Each record is to be transcribed exactly.

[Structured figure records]
<<<<
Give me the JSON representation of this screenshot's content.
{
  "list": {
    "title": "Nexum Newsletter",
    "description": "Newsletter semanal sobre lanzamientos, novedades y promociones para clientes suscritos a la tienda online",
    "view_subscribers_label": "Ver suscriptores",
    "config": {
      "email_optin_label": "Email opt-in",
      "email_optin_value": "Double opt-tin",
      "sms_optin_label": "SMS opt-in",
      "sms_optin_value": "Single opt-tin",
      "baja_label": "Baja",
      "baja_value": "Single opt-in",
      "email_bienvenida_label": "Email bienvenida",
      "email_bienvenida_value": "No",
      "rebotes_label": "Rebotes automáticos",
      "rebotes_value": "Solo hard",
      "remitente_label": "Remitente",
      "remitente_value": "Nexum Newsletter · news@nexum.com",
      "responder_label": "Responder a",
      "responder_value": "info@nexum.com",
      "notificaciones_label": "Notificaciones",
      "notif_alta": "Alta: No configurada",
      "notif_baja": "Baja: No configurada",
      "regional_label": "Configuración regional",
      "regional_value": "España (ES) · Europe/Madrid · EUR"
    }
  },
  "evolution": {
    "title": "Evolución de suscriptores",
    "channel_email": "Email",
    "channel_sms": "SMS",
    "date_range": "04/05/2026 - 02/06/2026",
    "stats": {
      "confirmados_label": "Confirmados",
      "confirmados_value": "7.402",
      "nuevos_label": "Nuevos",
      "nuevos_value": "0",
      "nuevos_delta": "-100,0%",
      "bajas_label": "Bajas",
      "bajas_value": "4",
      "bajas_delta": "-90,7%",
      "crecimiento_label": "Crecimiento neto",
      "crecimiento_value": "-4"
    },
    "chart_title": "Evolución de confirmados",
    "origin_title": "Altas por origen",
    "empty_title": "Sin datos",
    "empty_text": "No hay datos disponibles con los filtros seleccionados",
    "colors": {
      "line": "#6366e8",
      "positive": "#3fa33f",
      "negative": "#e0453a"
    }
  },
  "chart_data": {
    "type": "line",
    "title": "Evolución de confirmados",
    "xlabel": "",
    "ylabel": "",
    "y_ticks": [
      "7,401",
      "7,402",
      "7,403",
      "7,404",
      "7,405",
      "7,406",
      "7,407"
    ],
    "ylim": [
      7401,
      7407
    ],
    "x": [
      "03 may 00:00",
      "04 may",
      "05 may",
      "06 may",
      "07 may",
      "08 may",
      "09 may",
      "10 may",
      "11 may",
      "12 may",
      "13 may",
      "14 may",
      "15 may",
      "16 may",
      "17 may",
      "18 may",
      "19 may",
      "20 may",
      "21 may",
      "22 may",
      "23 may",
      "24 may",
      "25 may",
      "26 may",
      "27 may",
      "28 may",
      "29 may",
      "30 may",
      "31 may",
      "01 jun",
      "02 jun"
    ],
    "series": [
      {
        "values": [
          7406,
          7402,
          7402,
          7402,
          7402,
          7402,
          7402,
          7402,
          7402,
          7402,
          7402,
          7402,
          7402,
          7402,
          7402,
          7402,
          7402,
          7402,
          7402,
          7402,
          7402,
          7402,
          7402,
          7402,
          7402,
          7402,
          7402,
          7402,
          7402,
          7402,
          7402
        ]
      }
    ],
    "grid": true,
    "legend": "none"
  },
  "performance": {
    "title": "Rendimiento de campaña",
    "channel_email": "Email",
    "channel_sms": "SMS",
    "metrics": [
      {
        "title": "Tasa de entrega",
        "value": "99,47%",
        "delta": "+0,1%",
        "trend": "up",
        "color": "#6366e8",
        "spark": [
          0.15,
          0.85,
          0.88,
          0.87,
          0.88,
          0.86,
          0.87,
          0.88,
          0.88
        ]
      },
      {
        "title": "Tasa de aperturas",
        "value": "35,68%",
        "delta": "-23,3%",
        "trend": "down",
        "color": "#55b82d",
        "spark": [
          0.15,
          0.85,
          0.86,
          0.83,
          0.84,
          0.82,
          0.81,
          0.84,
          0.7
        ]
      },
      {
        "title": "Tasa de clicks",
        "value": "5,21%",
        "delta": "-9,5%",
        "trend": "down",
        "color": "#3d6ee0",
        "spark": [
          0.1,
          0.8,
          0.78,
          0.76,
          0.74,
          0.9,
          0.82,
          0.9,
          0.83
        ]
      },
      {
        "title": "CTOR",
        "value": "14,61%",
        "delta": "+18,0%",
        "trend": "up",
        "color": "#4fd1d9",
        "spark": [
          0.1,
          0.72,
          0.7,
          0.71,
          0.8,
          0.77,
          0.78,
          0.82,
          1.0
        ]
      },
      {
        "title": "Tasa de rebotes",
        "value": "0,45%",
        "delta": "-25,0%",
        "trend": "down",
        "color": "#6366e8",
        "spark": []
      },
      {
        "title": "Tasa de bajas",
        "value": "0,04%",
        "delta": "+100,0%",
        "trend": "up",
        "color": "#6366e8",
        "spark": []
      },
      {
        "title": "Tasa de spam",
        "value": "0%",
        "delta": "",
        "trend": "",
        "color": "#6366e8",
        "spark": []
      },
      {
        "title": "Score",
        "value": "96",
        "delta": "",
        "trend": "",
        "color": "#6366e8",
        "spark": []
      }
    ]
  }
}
>>>>
SOLUTION FOR THIS EXERCISE
Give me the JSON representation of this screenshot's content.
{
  "list": {
    "title": "Nexum Newsletter",
    "description": "Newsletter semanal sobre lanzamientos, novedades y promociones para clientes suscritos a la tienda online",
    "view_subscribers_label": "Ver suscriptores",
    "config": {
      "email_optin_label": "Email opt-in",
      "email_optin_value": "Double opt-tin",
      "sms_optin_label": "SMS opt-in",
      "sms_optin_value": "Single opt-tin",
      "baja_label": "Baja",
      "baja_value": "Single opt-in",
      "email_bienvenida_label": "Email bienvenida",
      "email_bienvenida_value": "No",
      "rebotes_label": "Rebotes automáticos",
      "rebotes_value": "Solo hard",
      "remitente_label": "Remitente",
      "remitente_value": "Nexum Newsletter · news@nexum.com",
      "responder_label": "Responder a",
      "responder_value": "info@nexum.com",
      "notificaciones_label": "Notificaciones",
      "notif_alta": "Alta: No configurada",
      "notif_baja": "Baja: No configurada",
      "regional_label": "Configuración regional",
      "regional_value": "España (ES) · Europe/Madrid · EUR"
    }
  },
  "evolution": {
    "title": "Evolución de suscriptores",
    "channel_email": "Email",
    "channel_sms": "SMS",
    "date_range": "04/05/2026 - 02/06/2026",
    "stats": {
      "confirmados_label": "Confirmados",
      "confirmados_value": "7.402",
      "nuevos_label": "Nuevos",
      "nuevos_value": "0",
      "nuevos_delta": "-100,0%",
      "bajas_label": "Bajas",
      "bajas_value": "4",
      "bajas_delta": "-90,7%",
      "crecimiento_label": "Crecimiento neto",
      "crecimiento_value": "-4"
    },
    "chart_title": "Evolución de confirmados",
    "origin_title": "Altas por origen",
    "empty_title": "Sin datos",
    "empty_text": "No hay datos disponibles con los filtros seleccionados",
    "colors": {
      "line": "#6366e8",
      "positive": "#3fa33f",
      "negative": "#e0453a"
    }
  },
  "chart_data": {
    "type": "line",
    "title": "Evolución de confirmados",
    "xlabel": "",
    "ylabel": "",
    "y_ticks": [
      "7,401",
      "7,402",
      "7,403",
      "7,404",
      "7,405",
      "7,406",
      "7,407"
    ],
    "ylim": [
      7401,
      7407
    ],
    "x": [
      "03 may 00:00",
      "04 may",
      "05 may",
      "06 may",
      "07 may",
      "08 may",
      "09 may",
      "10 may",
      "11 may",
      "12 may",
      "13 may",
      "14 may",
      "15 may",
      "16 may",
      "17 may",
      "18 may",
      "19 may",
      "20 may",
      "21 may",
      "22 may",
      "23 may",
      "24 may",
      "25 may",
      "26 may",
      "27 may",
      "28 may",
      "29 may",
      "30 may",
      "31 may",
      "01 jun",
      "02 jun"
    ],
    "series": [
      {
        "values": [
          7406,
          7402,
          7402,
          7402,
          7402,
          7402,
          7402,
          7402,
          7402,
          7402,
          7402,
          7402,
          7402,
          7402,
          7402,
          7402,
          7402,
          7402,
          7402,
          7402,
          7402,
          7402,
          7402,
          7402,
          7402,
          7402,
          7402,
          7402,
          7402,
          7402,
          7402
        ]
      }
    ],
    "grid": true,
    "legend": "none"
  },
  "performance": {
    "title": "Rendimiento de campaña",
    "channel_email": "Email",
    "channel_sms": "SMS",
    "metrics": [
      {
        "title": "Tasa de entrega",
        "value": "99,47%",
        "delta": "+0,1%",
        "trend": "up",
        "color": "#6366e8",
        "spark": [
          0.15,
          0.85,
          0.88,
          0.87,
          0.88,
          0.86,
          0.87,
          0.88,
          0.88
        ]
      },
      {
        "title": "Tasa de aperturas",
        "value": "35,68%",
        "delta": "-23,3%",
        "trend": "down",
        "color": "#55b82d",
        "spark": [
          0.15,
          0.85,
          0.86,
          0.83,
          0.84,
          0.82,
          0.81,
          0.84,
          0.7
        ]
      },
      {
        "title": "Tasa de clicks",
        "value": "5,21%",
        "delta": "-9,5%",
        "trend": "down",
        "color": "#3d6ee0",
        "spark": [
          0.1,
          0.8,
          0.78,
          0.76,
          0.74,
          0.9,
          0.82,
          0.9,
          0.83
        ]
      },
      {
        "title": "CTOR",
        "value": "14,61%",
        "delta": "+18,0%",
        "trend": "up",
        "color": "#4fd1d9",
        "spark": [
          0.1,
          0.72,
          0.7,
          0.71,
          0.8,
          0.77,
          0.78,
          0.82,
          1.0
        ]
      },
      {
        "title": "Tasa de rebotes",
        "value": "0,45%",
        "delta": "-25,0%",
        "trend": "down",
        "color": "#6366e8",
        "spark": []
      },
      {
        "title": "Tasa de bajas",
        "value": "0,04%",
        "delta": "+100,0%",
        "trend": "up",
        "color": "#6366e8",
        "spark": []
      },
      {
        "title": "Tasa de spam",
        "value": "0%",
        "delta": "",
        "trend": "",
        "color": "#6366e8",
        "spark": []
      },
      {
        "title": "Score",
        "value": "96",
        "delta": "",
        "trend": "",
        "color": "#6366e8",
        "spark": []
      }
    ]
  }
}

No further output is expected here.